> Records

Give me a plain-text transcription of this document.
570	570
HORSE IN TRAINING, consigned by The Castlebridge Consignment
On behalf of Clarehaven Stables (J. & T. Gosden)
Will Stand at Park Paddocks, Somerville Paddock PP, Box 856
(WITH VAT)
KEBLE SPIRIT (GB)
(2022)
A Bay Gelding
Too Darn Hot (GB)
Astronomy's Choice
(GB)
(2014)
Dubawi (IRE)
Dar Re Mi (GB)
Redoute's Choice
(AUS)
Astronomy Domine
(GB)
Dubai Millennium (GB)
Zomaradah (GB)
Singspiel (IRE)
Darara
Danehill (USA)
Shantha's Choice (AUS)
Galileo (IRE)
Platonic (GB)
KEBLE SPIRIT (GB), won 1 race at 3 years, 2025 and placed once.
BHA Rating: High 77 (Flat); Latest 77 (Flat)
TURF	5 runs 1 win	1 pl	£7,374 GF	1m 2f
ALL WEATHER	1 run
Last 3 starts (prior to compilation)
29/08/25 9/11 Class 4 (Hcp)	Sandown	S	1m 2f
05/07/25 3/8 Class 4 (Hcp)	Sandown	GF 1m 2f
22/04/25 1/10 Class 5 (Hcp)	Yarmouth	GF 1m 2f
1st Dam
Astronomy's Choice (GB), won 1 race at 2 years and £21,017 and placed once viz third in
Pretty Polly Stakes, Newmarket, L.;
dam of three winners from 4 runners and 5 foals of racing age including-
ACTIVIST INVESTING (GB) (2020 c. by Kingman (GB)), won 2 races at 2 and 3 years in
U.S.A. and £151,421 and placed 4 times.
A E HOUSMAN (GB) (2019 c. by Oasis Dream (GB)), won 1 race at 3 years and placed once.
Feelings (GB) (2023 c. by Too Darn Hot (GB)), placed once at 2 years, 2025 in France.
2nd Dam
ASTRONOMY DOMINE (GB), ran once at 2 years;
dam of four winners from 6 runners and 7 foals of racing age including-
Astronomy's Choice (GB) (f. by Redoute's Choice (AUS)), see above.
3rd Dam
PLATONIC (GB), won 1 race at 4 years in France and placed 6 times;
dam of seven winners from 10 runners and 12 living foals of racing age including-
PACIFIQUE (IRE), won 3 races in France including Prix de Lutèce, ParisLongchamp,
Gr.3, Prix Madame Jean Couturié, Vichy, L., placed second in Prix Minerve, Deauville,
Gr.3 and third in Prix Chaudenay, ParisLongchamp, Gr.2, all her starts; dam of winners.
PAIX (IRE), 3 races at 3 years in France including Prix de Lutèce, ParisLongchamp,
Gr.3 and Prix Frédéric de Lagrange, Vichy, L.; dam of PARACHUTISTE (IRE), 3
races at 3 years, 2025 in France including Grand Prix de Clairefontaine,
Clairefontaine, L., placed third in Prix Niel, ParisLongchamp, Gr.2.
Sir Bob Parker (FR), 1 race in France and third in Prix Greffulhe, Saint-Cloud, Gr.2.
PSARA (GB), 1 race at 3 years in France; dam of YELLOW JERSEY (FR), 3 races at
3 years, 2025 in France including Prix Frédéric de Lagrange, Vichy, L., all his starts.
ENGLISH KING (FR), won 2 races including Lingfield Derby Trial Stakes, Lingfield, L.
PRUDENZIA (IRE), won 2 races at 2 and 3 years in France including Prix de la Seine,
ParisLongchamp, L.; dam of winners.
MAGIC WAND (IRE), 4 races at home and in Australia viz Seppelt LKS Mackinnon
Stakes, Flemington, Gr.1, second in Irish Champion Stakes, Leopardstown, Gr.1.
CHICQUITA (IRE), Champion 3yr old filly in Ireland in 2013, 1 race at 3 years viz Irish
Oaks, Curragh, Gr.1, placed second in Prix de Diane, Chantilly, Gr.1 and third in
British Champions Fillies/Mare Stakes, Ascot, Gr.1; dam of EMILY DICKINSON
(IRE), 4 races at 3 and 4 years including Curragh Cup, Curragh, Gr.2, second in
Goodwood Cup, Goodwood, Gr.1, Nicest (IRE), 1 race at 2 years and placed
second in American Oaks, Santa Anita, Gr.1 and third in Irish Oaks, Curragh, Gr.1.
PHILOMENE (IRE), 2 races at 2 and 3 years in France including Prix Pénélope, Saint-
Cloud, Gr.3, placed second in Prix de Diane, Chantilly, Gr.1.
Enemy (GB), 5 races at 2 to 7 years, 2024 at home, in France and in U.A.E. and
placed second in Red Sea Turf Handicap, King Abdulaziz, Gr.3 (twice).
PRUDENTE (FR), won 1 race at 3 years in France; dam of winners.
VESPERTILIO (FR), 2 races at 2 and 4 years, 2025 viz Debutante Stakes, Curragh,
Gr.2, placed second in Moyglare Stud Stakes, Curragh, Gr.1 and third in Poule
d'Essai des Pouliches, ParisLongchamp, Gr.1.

> What to produce
Copy each line of the listing that contains the string "Frédéric".

> Written answer
Gr.3 and Prix Frédéric de Lagrange, Vichy, L.; dam of PARACHUTISTE (IRE), 3
3 years, 2025 in France including Prix Frédéric de Lagrange, Vichy, L., all his starts.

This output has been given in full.